Dataset entries:
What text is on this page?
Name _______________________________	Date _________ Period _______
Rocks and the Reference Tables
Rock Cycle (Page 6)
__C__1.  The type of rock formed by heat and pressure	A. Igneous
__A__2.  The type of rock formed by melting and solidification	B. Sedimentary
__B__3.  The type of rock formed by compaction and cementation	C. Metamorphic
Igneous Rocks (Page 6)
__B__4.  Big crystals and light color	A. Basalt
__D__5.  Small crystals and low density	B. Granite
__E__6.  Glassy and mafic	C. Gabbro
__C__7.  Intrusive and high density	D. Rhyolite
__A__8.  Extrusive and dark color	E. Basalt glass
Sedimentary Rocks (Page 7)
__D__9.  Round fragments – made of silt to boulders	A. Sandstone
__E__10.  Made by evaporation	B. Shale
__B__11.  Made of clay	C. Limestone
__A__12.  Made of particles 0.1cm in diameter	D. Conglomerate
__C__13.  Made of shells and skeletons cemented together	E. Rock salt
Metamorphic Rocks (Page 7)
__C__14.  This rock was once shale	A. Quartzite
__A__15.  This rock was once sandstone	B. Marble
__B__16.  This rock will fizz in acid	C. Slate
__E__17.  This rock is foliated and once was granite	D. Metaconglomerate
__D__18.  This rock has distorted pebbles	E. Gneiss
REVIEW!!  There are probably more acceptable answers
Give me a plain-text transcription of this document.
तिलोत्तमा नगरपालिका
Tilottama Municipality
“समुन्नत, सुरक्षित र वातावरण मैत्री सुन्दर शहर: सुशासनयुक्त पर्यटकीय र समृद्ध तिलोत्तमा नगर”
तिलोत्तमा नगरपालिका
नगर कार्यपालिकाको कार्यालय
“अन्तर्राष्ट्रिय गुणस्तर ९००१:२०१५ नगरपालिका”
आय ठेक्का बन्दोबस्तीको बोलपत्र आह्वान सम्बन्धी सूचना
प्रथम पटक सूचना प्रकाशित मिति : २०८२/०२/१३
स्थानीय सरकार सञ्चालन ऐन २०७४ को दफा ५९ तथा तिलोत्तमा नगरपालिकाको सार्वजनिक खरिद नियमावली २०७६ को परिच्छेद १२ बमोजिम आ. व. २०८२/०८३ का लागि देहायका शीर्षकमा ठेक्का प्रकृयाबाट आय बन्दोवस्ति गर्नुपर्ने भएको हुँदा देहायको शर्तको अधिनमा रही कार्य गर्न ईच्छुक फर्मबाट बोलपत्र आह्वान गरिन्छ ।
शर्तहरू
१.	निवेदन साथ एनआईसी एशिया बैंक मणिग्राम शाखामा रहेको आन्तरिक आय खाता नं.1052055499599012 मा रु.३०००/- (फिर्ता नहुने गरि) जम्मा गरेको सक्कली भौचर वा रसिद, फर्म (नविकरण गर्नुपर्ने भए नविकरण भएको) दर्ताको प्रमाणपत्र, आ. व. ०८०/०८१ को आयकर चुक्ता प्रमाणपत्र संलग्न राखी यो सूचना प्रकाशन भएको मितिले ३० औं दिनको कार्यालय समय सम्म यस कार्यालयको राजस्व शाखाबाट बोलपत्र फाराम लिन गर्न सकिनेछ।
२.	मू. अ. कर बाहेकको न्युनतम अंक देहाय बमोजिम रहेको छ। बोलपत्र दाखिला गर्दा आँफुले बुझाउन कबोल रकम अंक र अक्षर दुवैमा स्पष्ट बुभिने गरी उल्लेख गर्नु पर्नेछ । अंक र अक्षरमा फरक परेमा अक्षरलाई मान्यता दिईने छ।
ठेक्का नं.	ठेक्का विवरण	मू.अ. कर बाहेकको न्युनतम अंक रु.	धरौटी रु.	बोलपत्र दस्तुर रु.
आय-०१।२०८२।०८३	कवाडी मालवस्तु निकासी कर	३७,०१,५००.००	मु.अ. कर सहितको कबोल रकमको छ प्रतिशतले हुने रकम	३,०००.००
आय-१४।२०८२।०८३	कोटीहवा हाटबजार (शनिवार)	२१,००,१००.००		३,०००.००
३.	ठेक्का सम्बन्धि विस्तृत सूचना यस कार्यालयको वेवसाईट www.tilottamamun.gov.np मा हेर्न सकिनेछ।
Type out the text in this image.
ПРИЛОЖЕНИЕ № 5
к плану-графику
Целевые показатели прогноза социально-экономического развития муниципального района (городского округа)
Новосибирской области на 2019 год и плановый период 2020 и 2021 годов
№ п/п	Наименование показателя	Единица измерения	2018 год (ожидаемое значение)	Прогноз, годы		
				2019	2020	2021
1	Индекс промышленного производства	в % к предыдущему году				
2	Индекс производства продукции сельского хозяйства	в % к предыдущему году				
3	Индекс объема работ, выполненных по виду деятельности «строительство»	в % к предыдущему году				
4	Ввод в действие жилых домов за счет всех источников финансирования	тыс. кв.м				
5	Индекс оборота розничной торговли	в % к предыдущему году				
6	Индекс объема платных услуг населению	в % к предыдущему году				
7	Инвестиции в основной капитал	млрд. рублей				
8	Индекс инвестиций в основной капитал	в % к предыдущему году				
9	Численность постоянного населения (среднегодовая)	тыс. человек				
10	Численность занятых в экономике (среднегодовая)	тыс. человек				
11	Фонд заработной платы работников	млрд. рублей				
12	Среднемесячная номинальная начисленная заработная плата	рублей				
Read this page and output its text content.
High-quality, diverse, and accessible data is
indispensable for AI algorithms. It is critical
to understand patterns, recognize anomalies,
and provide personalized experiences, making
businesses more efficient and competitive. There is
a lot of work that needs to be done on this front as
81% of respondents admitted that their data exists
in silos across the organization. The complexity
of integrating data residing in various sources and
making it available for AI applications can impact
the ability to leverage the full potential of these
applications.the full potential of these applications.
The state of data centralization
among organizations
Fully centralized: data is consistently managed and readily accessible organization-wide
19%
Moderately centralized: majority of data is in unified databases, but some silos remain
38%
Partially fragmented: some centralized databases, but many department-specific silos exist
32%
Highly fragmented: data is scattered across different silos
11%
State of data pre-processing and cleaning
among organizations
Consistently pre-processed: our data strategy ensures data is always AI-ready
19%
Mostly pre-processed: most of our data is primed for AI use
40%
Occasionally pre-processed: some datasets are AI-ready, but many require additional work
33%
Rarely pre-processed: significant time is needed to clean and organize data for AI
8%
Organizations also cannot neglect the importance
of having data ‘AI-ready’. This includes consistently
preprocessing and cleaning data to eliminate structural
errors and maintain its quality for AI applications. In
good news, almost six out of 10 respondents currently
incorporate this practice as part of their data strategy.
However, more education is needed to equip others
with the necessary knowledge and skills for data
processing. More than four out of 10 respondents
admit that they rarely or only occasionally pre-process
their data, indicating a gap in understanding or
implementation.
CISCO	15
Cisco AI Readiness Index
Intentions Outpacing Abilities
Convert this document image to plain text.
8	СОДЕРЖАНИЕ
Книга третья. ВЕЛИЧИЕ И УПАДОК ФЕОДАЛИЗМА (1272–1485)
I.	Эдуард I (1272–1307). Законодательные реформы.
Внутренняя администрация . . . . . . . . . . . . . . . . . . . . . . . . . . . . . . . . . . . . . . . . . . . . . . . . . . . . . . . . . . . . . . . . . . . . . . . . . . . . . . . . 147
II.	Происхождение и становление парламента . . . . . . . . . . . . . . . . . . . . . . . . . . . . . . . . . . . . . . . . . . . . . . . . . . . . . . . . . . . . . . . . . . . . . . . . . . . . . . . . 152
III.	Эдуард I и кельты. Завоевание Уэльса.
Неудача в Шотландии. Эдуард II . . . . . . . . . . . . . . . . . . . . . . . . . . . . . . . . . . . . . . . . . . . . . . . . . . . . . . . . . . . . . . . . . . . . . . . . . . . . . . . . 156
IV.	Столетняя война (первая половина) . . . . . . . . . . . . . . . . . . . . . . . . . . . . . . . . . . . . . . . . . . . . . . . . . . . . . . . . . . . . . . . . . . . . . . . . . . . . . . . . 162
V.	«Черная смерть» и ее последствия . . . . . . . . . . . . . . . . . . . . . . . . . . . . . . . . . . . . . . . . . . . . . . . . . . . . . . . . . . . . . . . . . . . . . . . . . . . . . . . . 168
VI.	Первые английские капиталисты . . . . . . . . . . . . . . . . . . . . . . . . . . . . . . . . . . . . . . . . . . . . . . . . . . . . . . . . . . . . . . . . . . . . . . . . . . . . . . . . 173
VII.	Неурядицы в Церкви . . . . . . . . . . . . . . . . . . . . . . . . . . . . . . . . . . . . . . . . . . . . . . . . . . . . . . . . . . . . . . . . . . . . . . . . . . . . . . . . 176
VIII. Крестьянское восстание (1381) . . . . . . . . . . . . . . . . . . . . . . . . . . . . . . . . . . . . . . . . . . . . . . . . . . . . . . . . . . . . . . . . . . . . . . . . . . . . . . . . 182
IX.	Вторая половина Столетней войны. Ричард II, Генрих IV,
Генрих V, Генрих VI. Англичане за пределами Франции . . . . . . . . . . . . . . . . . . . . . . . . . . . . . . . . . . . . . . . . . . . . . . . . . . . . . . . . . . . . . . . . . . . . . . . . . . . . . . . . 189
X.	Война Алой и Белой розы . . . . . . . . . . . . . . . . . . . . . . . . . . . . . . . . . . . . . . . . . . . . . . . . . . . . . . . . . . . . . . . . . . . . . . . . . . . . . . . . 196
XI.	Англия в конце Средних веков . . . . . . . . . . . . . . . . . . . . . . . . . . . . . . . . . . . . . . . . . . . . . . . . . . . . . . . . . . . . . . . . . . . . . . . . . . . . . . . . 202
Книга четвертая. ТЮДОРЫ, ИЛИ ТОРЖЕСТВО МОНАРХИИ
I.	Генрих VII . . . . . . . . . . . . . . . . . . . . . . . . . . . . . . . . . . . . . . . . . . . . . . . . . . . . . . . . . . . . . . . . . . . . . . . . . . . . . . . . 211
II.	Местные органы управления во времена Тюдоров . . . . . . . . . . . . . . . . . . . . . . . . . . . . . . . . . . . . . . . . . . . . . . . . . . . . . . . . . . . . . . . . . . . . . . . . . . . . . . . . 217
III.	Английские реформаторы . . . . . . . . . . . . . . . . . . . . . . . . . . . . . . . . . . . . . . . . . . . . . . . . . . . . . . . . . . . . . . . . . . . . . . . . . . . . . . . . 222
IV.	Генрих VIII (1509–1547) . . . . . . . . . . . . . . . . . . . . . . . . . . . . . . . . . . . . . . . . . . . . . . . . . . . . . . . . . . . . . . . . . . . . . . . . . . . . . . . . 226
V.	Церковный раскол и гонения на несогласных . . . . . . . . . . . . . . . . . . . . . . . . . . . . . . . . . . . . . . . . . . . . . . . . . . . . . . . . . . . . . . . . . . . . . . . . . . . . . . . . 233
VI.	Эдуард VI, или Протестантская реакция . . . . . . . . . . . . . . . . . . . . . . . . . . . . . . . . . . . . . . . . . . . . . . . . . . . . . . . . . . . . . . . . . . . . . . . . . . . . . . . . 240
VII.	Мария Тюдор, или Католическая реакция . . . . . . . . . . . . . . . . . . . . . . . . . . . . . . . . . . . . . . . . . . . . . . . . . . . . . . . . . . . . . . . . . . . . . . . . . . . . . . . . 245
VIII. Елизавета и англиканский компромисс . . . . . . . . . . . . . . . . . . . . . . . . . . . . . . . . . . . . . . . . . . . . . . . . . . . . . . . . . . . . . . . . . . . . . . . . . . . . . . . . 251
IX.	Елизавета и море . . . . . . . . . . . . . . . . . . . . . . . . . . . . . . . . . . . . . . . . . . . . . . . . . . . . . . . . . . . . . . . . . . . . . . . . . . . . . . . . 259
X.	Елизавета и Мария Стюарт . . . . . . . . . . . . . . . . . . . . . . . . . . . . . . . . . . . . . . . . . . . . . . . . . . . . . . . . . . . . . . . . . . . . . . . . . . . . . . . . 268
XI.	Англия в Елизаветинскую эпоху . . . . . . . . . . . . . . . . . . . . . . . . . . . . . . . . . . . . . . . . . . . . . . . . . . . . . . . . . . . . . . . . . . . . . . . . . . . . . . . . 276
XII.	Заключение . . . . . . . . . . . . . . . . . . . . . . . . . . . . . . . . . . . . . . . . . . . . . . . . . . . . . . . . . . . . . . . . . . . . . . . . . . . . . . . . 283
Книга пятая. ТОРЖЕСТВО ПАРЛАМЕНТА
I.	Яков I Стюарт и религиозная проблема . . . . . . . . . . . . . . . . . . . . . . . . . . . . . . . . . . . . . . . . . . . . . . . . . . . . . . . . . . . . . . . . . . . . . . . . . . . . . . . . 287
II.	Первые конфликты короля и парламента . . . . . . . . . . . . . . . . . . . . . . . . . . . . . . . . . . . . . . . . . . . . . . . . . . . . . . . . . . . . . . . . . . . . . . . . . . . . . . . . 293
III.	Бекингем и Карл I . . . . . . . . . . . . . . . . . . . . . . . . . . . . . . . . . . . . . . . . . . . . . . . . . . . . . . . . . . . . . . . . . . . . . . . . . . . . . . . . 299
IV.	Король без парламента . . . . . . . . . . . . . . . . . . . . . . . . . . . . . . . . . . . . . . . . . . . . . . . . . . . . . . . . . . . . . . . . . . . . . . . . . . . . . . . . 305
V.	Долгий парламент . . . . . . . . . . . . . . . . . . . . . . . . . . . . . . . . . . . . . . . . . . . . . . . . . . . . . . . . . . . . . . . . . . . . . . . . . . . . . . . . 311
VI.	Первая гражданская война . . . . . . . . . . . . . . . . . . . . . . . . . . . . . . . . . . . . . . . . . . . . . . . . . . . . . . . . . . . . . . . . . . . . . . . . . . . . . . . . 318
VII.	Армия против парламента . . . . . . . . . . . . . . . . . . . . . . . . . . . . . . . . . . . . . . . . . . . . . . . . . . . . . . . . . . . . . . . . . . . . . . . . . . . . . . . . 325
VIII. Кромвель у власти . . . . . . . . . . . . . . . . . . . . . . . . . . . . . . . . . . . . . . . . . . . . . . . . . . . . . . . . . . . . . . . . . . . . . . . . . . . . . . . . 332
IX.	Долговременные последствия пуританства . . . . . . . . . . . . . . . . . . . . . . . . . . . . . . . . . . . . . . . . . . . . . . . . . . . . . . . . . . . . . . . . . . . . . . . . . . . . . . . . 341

Given exercise: How many lines in the records hold the string "some"? Reply with the number alone.

Solution for this exercise: 3